You're right about the first part, wrong about the second part.

Pre-Gutenberg people could memorize huge texts because they didn't have that many texts to begin with. Obtaining a single copy cost as much as supporting a single well-educated human for weeks or months while they copied the text by hand. That doesn't include the cost of all the vellum and paper which also translated to man-weeks of labor. Rereading the same thing over and over again or listening to the same bard tell the same old story was still more interesting than watching wheat grow or spinning fabric, so that's what they did.

We're offloading our brains onto technology because it has always allowed us to function better than before, despite an increasing amount of knowledge and information.

> Yes, it's too early to be sure, but the internet, Google and Wikipedia arguably haven't made the world any better (overall).

**GIVEN ENTRIES**.

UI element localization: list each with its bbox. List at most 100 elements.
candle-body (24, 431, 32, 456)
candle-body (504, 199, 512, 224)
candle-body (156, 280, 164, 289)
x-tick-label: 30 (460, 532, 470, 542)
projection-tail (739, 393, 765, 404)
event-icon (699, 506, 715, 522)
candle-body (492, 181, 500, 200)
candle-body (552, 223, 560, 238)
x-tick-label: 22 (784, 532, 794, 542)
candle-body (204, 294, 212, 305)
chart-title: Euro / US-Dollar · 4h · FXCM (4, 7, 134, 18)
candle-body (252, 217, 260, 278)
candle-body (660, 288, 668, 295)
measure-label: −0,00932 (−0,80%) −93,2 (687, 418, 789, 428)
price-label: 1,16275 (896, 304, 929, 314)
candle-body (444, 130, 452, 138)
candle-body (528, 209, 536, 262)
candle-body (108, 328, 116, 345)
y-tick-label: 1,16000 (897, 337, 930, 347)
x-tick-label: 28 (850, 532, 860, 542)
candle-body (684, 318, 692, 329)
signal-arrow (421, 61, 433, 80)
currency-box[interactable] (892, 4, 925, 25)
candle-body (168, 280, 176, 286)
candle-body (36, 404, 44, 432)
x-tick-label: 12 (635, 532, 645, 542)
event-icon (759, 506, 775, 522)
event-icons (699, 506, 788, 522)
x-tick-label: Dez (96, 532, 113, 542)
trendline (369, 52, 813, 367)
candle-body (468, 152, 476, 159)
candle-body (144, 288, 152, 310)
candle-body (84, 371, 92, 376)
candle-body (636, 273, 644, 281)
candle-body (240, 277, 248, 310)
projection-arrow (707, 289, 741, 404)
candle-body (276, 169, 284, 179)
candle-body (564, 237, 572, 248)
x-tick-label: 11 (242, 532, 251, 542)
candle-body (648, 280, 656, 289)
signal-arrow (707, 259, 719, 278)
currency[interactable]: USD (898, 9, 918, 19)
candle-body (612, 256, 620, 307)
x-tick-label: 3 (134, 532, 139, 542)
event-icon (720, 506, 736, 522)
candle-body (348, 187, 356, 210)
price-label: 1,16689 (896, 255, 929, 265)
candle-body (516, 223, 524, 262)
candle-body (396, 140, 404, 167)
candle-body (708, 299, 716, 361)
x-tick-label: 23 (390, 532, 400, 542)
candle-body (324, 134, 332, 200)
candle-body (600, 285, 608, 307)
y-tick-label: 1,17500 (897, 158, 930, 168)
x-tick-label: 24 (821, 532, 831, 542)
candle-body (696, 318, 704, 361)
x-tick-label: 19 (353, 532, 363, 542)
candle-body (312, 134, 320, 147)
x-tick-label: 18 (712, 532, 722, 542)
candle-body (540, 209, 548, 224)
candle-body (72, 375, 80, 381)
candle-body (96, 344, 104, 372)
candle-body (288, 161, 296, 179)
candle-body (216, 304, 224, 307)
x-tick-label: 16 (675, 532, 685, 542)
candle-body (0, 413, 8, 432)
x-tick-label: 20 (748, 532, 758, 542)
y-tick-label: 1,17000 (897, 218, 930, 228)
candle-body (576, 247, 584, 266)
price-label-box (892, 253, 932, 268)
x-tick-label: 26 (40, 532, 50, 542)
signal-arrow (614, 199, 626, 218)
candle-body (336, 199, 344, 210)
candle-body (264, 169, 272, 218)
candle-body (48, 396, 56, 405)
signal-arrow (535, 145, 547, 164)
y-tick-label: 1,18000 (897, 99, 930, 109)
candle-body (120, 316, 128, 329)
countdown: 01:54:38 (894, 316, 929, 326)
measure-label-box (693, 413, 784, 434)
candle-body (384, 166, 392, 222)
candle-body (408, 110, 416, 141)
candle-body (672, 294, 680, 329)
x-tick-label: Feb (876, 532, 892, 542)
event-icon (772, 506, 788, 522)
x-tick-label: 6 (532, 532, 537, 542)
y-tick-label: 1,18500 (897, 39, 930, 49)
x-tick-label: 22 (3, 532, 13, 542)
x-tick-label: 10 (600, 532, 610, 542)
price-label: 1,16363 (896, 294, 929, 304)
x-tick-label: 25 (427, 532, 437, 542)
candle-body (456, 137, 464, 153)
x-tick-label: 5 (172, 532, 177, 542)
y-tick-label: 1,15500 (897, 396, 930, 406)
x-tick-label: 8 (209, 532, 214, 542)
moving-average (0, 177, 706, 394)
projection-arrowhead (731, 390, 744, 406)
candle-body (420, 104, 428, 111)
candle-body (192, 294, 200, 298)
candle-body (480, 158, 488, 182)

**PARTS OF THE EXERCISE**.
A – Name every technology or website that appears in the quoted line at the end of the comment on pre-Gutenberg memorization.
B – According to the comment on pre-Gutenberg memorization, why could people before Gutenberg memorize huge texts?
C – Continue the comment on pre-Gutenberg memorization from the point where it stops.
The listing is separate material and has no connection to the comment on pre-Gutenberg memorization.

**ANSWERS GIVEN**.
A – The internet, Google, and Wikipedia.

B – They didn't have many texts to begin with.

C –
I find that to be a crazy opinion. Relative to thirty years ago, quality of life has risen significantly thanks to all three of those technologies (although I'd have a harder time arguing for Wikipedia versus the internet and Google) in quantifiable ways from the lowliest subsistence farmers now receiving real time weather and market updates to all the developed world people with their noses perpetually stuck in their phones.

You'd need some weapons grade rose tinted glasses and nostalgia to not see that.

GuB-42|1 month ago

I certainly can't memorize Homer's work, and why would I? In exchange I can do so much more. I can find an answer to just about any question on any subject better than the most knowledgeable ancient Greek specialist, because I can search the internet. I can travel faster and further than their best explorers, because I can drive and buy tickets. I have no fighting experience, but give me a gun and a few hours of training and I could defeat their best champions. I traded the ability to memorize the equivalent of entire books to a set of skills that combined with modern technological infrastructure gives me what would be godlike powers at the time of the ancient Greeks.

In addition to these base skills, I also have specialized skills adapted to the modern world, that is my job. Combined with the internet and modern technology I can get to a level of proficiency that no one could get to in the ancient times. And the best part: I am not some kind of genius, just a regular guy with a job.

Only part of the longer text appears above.